(Problem to work on) Leaving out all images, write out the records that follow exactly.

Records about charts and figures:
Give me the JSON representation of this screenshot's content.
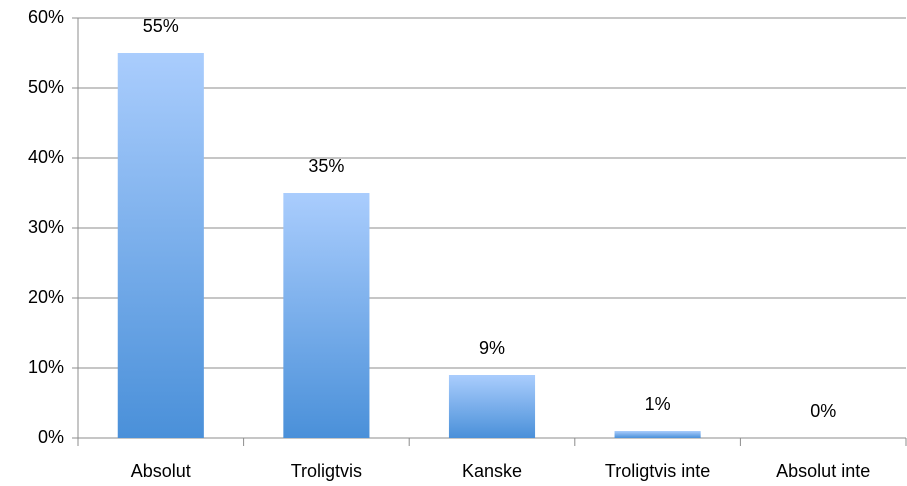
{
  "chart_data": {
    "type": "bar",
    "categories": [
      "Absolut",
      "Troligtvis",
      "Kanske",
      "Troligtvis inte",
      "Absolut inte"
    ],
    "values": [
      55,
      35,
      9,
      1,
      0
    ],
    "value_labels": [
      "55%",
      "35%",
      "9%",
      "1%",
      "0%"
    ],
    "color": "#4a90d9",
    "ylim": [
      0,
      60
    ],
    "yticks": [
      {
        "value": 0,
        "label": "0%"
      },
      {
        "value": 10,
        "label": "10%"
      },
      {
        "value": 20,
        "label": "20%"
      },
      {
        "value": 30,
        "label": "30%"
      },
      {
        "value": 40,
        "label": "40%"
      },
      {
        "value": 50,
        "label": "50%"
      },
      {
        "value": 60,
        "label": "60%"
      }
    ],
    "grid": true
  }
}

(Task solution)
Give me the JSON representation of this screenshot's content.
{
  "chart_data": {
    "type": "bar",
    "categories": [
      "Absolut",
      "Troligtvis",
      "Kanske",
      "Troligtvis inte",
      "Absolut inte"
    ],
    "values": [
      55,
      35,
      9,
      1,
      0
    ],
    "value_labels": [
      "55%",
      "35%",
      "9%",
      "1%",
      "0%"
    ],
    "color": "#4a90d9",
    "ylim": [
      0,
      60
    ],
    "yticks": [
      {
        "value": 0,
        "label": "0%"
      },
      {
        "value": 10,
        "label": "10%"
      },
      {
        "value": 20,
        "label": "20%"
      },
      {
        "value": 30,
        "label": "30%"
      },
      {
        "value": 40,
        "label": "40%"
      },
      {
        "value": 50,
        "label": "50%"
      },
      {
        "value": 60,
        "label": "60%"
      }
    ],
    "grid": true
  }
}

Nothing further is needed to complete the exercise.